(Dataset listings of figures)
..............................
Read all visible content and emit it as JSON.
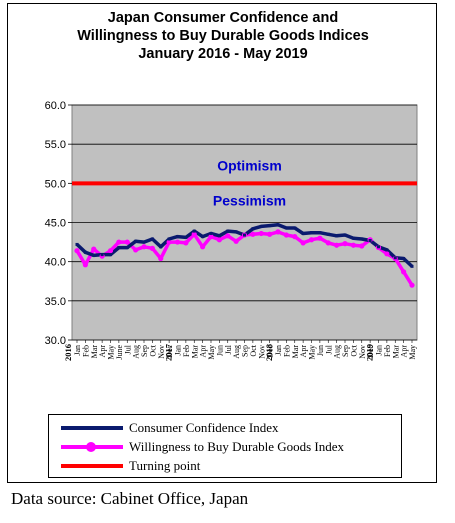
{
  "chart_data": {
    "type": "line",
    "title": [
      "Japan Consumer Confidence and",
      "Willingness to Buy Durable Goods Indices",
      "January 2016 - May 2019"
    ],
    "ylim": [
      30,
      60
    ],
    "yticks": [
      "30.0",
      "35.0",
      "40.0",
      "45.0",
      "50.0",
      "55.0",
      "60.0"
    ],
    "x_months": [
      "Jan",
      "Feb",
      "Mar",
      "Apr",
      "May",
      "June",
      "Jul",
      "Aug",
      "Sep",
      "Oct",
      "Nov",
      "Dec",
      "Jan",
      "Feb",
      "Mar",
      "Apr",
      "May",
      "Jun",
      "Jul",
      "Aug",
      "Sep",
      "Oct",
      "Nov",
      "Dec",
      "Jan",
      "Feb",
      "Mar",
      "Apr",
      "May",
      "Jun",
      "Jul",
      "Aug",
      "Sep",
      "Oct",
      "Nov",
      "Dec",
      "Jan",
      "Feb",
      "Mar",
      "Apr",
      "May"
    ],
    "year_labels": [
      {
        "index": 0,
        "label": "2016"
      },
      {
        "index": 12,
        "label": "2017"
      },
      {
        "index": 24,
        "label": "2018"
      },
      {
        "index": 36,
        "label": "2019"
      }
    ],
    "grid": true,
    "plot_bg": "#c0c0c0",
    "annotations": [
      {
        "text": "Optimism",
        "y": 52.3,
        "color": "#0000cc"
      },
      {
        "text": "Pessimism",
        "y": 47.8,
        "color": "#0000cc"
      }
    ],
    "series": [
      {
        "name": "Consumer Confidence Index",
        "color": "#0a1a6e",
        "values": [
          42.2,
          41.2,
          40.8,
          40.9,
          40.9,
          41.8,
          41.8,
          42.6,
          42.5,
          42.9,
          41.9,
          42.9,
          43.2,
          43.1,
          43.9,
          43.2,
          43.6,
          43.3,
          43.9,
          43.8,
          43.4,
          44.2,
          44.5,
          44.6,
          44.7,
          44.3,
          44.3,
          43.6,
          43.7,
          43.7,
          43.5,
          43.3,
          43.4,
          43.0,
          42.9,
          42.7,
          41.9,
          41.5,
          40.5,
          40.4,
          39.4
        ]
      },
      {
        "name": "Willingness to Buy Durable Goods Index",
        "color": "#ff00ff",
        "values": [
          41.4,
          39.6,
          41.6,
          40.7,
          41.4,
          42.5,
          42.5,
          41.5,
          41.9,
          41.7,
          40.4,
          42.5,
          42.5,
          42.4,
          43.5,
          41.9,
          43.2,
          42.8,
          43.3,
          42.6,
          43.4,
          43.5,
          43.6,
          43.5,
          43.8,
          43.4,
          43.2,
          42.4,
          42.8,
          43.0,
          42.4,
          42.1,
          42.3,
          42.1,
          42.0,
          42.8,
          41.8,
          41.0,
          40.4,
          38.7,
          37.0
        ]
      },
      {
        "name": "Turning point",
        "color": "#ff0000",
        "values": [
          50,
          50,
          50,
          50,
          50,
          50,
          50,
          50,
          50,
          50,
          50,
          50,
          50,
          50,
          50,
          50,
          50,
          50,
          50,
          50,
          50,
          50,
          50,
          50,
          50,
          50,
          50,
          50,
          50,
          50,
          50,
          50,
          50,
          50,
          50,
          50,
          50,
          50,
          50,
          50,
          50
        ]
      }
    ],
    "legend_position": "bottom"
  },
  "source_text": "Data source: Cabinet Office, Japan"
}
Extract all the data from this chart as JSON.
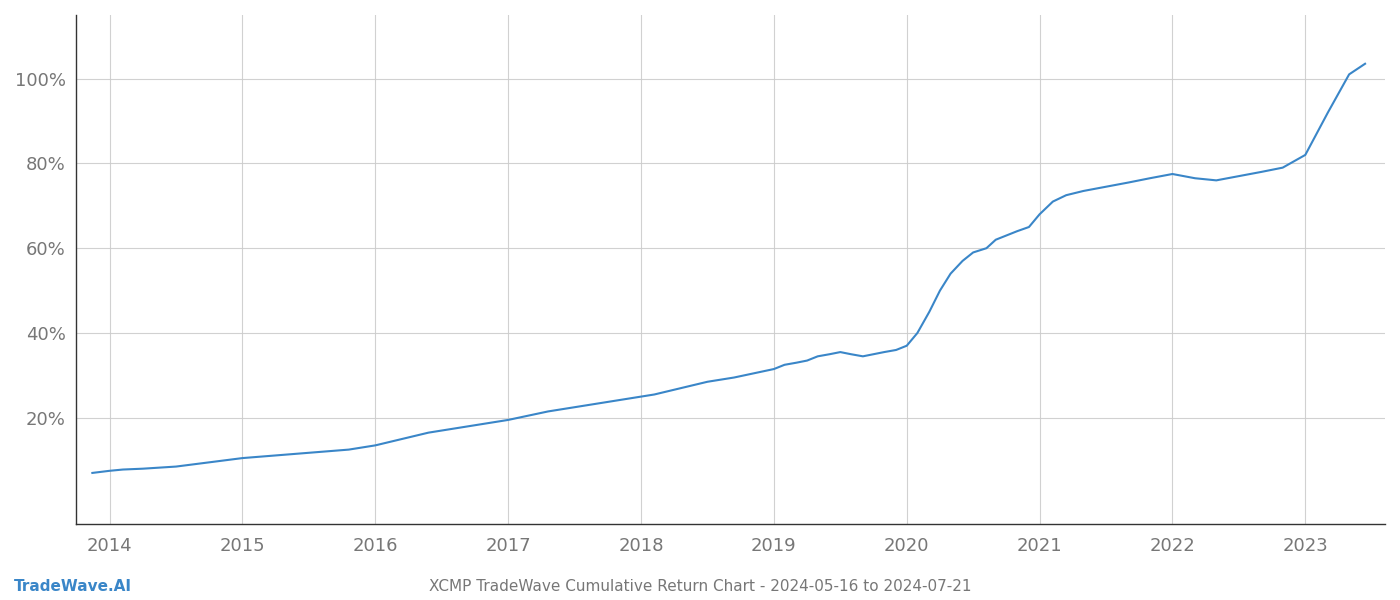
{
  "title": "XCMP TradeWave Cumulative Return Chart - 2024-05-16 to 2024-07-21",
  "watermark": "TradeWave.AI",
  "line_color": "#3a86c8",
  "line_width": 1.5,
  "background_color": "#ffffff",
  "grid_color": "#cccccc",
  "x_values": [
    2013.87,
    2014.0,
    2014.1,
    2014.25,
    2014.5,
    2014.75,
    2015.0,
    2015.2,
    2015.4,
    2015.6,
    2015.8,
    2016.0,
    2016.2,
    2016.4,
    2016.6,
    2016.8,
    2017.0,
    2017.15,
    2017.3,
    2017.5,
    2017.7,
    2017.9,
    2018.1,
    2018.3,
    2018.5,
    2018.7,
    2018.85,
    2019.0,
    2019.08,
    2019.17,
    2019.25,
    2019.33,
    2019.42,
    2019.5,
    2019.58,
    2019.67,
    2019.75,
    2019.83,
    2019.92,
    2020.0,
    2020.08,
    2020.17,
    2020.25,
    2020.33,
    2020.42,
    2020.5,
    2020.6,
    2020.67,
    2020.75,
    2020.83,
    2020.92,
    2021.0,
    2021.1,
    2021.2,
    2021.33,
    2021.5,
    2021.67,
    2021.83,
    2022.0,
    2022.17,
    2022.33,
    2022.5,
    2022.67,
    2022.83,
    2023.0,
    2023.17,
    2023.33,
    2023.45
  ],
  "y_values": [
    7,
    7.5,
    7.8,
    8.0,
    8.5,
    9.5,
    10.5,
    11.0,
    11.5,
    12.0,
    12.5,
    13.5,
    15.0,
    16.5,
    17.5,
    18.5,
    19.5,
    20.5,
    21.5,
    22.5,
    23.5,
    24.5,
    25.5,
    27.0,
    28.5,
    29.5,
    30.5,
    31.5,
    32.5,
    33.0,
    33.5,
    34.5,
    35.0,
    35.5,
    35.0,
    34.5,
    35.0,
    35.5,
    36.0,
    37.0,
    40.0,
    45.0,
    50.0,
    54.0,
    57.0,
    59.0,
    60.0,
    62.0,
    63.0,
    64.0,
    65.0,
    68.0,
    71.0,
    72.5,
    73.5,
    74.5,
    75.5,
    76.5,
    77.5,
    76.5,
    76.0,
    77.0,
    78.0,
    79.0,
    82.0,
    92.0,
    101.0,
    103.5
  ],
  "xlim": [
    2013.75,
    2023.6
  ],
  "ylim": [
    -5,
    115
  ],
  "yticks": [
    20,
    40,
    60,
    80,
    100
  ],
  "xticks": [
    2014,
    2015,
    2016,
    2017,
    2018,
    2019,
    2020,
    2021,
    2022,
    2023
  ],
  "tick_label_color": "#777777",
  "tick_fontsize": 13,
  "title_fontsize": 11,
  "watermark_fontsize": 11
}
..............................
- [SHORT EXERCISE]: Images should not appear in the copy; retype the listing above exactly.

- [REPLY]:
Read all visible content and emit it as JSON.
{
  "chart_data": {
    "type": "line",
    "title": [
      "Japan Consumer Confidence and",
      "Willingness to Buy Durable Goods Indices",
      "January 2016 - May 2019"
    ],
    "ylim": [
      30,
      60
    ],
    "yticks": [
      "30.0",
      "35.0",
      "40.0",
      "45.0",
      "50.0",
      "55.0",
      "60.0"
    ],
    "x_months": [
      "Jan",
      "Feb",
      "Mar",
      "Apr",
      "May",
      "June",
      "Jul",
      "Aug",
      "Sep",
      "Oct",
      "Nov",
      "Dec",
      "Jan",
      "Feb",
      "Mar",
      "Apr",
      "May",
      "Jun",
      "Jul",
      "Aug",
      "Sep",
      "Oct",
      "Nov",
      "Dec",
      "Jan",
      "Feb",
      "Mar",
      "Apr",
      "May",
      "Jun",
      "Jul",
      "Aug",
      "Sep",
      "Oct",
      "Nov",
      "Dec",
      "Jan",
      "Feb",
      "Mar",
      "Apr",
      "May"
    ],
    "year_labels": [
      {
        "index": 0,
        "label": "2016"
      },
      {
        "index": 12,
        "label": "2017"
      },
      {
        "index": 24,
        "label": "2018"
      },
      {
        "index": 36,
        "label": "2019"
      }
    ],
    "grid": true,
    "plot_bg": "#c0c0c0",
    "annotations": [
      {
        "text": "Optimism",
        "y": 52.3,
        "color": "#0000cc"
      },
      {
        "text": "Pessimism",
        "y": 47.8,
        "color": "#0000cc"
      }
    ],
    "series": [
      {
        "name": "Consumer Confidence Index",
        "color": "#0a1a6e",
        "values": [
          42.2,
          41.2,
          40.8,
          40.9,
          40.9,
          41.8,
          41.8,
          42.6,
          42.5,
          42.9,
          41.9,
          42.9,
          43.2,
          43.1,
          43.9,
          43.2,
          43.6,
          43.3,
          43.9,
          43.8,
          43.4,
          44.2,
          44.5,
          44.6,
          44.7,
          44.3,
          44.3,
          43.6,
          43.7,
          43.7,
          43.5,
          43.3,
          43.4,
          43.0,
          42.9,
          42.7,
          41.9,
          41.5,
          40.5,
          40.4,
          39.4
        ]
      },
      {
        "name": "Willingness to Buy Durable Goods Index",
        "color": "#ff00ff",
        "values": [
          41.4,
          39.6,
          41.6,
          40.7,
          41.4,
          42.5,
          42.5,
          41.5,
          41.9,
          41.7,
          40.4,
          42.5,
          42.5,
          42.4,
          43.5,
          41.9,
          43.2,
          42.8,
          43.3,
          42.6,
          43.4,
          43.5,
          43.6,
          43.5,
          43.8,
          43.4,
          43.2,
          42.4,
          42.8,
          43.0,
          42.4,
          42.1,
          42.3,
          42.1,
          42.0,
          42.8,
          41.8,
          41.0,
          40.4,
          38.7,
          37.0
        ]
      },
      {
        "name": "Turning point",
        "color": "#ff0000",
        "values": [
          50,
          50,
          50,
          50,
          50,
          50,
          50,
          50,
          50,
          50,
          50,
          50,
          50,
          50,
          50,
          50,
          50,
          50,
          50,
          50,
          50,
          50,
          50,
          50,
          50,
          50,
          50,
          50,
          50,
          50,
          50,
          50,
          50,
          50,
          50,
          50,
          50,
          50,
          50,
          50,
          50
        ]
      }
    ],
    "legend_position": "bottom"
  },
  "source_text": "Data source: Cabinet Office, Japan"
}
Extract all the data from this chart as JSON.
{
  "title": "XCMP TradeWave Cumulative Return Chart - 2024-05-16 to 2024-07-21",
  "watermark": "TradeWave.AI",
  "line_color": "#3a86c8",
  "line_width": 1.5,
  "background_color": "#ffffff",
  "grid_color": "#cccccc",
  "x_values": [
    2013.87,
    2014.0,
    2014.1,
    2014.25,
    2014.5,
    2014.75,
    2015.0,
    2015.2,
    2015.4,
    2015.6,
    2015.8,
    2016.0,
    2016.2,
    2016.4,
    2016.6,
    2016.8,
    2017.0,
    2017.15,
    2017.3,
    2017.5,
    2017.7,
    2017.9,
    2018.1,
    2018.3,
    2018.5,
    2018.7,
    2018.85,
    2019.0,
    2019.08,
    2019.17,
    2019.25,
    2019.33,
    2019.42,
    2019.5,
    2019.58,
    2019.67,
    2019.75,
    2019.83,
    2019.92,
    2020.0,
    2020.08,
    2020.17,
    2020.25,
    2020.33,
    2020.42,
    2020.5,
    2020.6,
    2020.67,
    2020.75,
    2020.83,
    2020.92,
    2021.0,
    2021.1,
    2021.2,
    2021.33,
    2021.5,
    2021.67,
    2021.83,
    2022.0,
    2022.17,
    2022.33,
    2022.5,
    2022.67,
    2022.83,
    2023.0,
    2023.17,
    2023.33,
    2023.45
  ],
  "y_values": [
    7,
    7.5,
    7.8,
    8.0,
    8.5,
    9.5,
    10.5,
    11.0,
    11.5,
    12.0,
    12.5,
    13.5,
    15.0,
    16.5,
    17.5,
    18.5,
    19.5,
    20.5,
    21.5,
    22.5,
    23.5,
    24.5,
    25.5,
    27.0,
    28.5,
    29.5,
    30.5,
    31.5,
    32.5,
    33.0,
    33.5,
    34.5,
    35.0,
    35.5,
    35.0,
    34.5,
    35.0,
    35.5,
    36.0,
    37.0,
    40.0,
    45.0,
    50.0,
    54.0,
    57.0,
    59.0,
    60.0,
    62.0,
    63.0,
    64.0,
    65.0,
    68.0,
    71.0,
    72.5,
    73.5,
    74.5,
    75.5,
    76.5,
    77.5,
    76.5,
    76.0,
    77.0,
    78.0,
    79.0,
    82.0,
    92.0,
    101.0,
    103.5
  ],
  "xlim": [
    2013.75,
    2023.6
  ],
  "ylim": [
    -5,
    115
  ],
  "yticks": [
    20,
    40,
    60,
    80,
    100
  ],
  "xticks": [
    2014,
    2015,
    2016,
    2017,
    2018,
    2019,
    2020,
    2021,
    2022,
    2023
  ],
  "tick_label_color": "#777777",
  "tick_fontsize": 13,
  "title_fontsize": 11,
  "watermark_fontsize": 11
}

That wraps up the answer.